THE PROBLEM:
Return every line of the data below that includes the string "喜鹊也很孤单".
>> Start GIVEN RECORDS
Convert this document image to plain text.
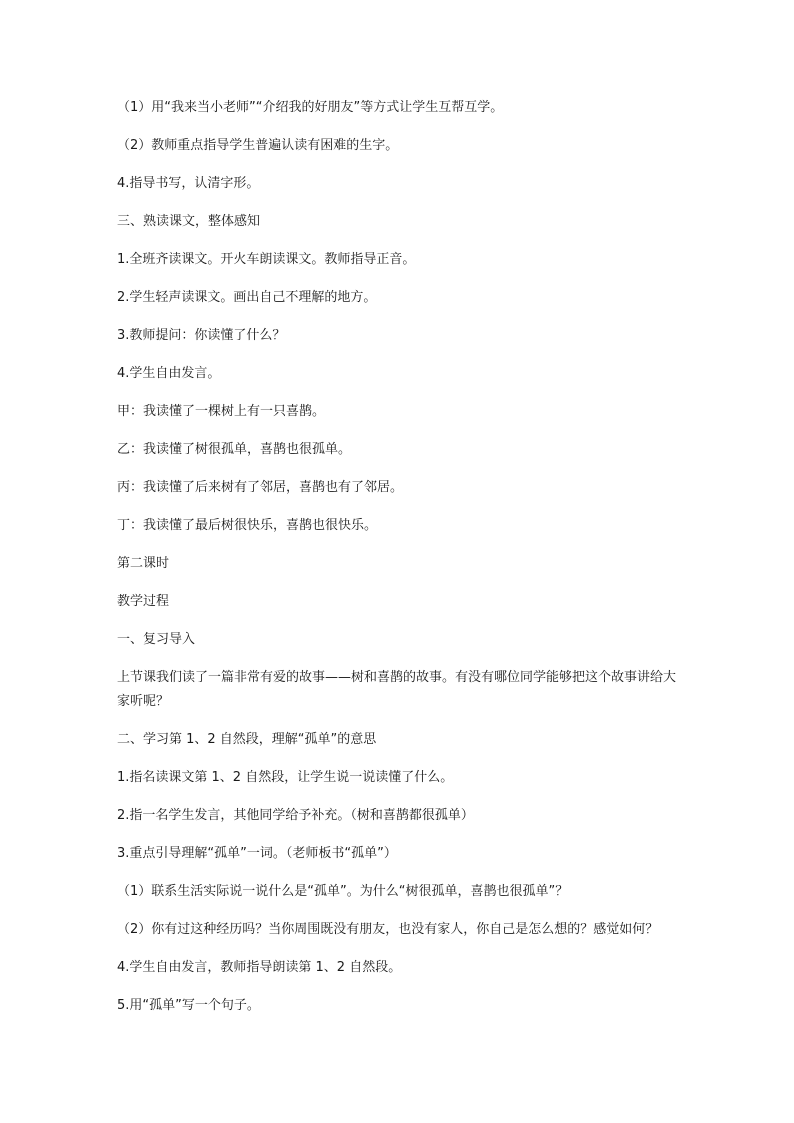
（1）用“我来当小老师”“介绍我的好朋友”等方式让学生互帮互学。

（2）教师重点指导学生普遍认读有困难的生字。

4.指导书写，认清字形。

三、熟读课文，整体感知

1.全班齐读课文。开火车朗读课文。教师指导正音。

2.学生轻声读课文。画出自己不理解的地方。

3.教师提问：你读懂了什么？

4.学生自由发言。

甲：我读懂了一棵树上有一只喜鹊。

乙：我读懂了树很孤单，喜鹊也很孤单。

丙：我读懂了后来树有了邻居，喜鹊也有了邻居。

丁：我读懂了最后树很快乐，喜鹊也很快乐。

第二课时

教学过程

一、复习导入

上节课我们读了一篇非常有爱的故事——树和喜鹊的故事。有没有哪位同学能够把这个故事讲给大家听呢？

二、学习第 1、2 自然段，理解“孤单”的意思

1.指名读课文第 1、2 自然段，让学生说一说读懂了什么。

2.指一名学生发言，其他同学给予补充。（树和喜鹊都很孤单）

3.重点引导理解“孤单”一词。（老师板书“孤单”）

（1）联系生活实际说一说什么是“孤单”。为什么“树很孤单，喜鹊也很孤单”？

（2）你有过这种经历吗？当你周围既没有朋友，也没有家人，你自己是怎么想的？感觉如何？

4.学生自由发言，教师指导朗读第 1、2 自然段。

5.用“孤单”写一个句子。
>> End GIVEN RECORDS
REPLY:
乙：我读懂了树很孤单，喜鹊也很孤单。
（1）联系生活实际说一说什么是“孤单”。为什么“树很孤单，喜鹊也很孤单”？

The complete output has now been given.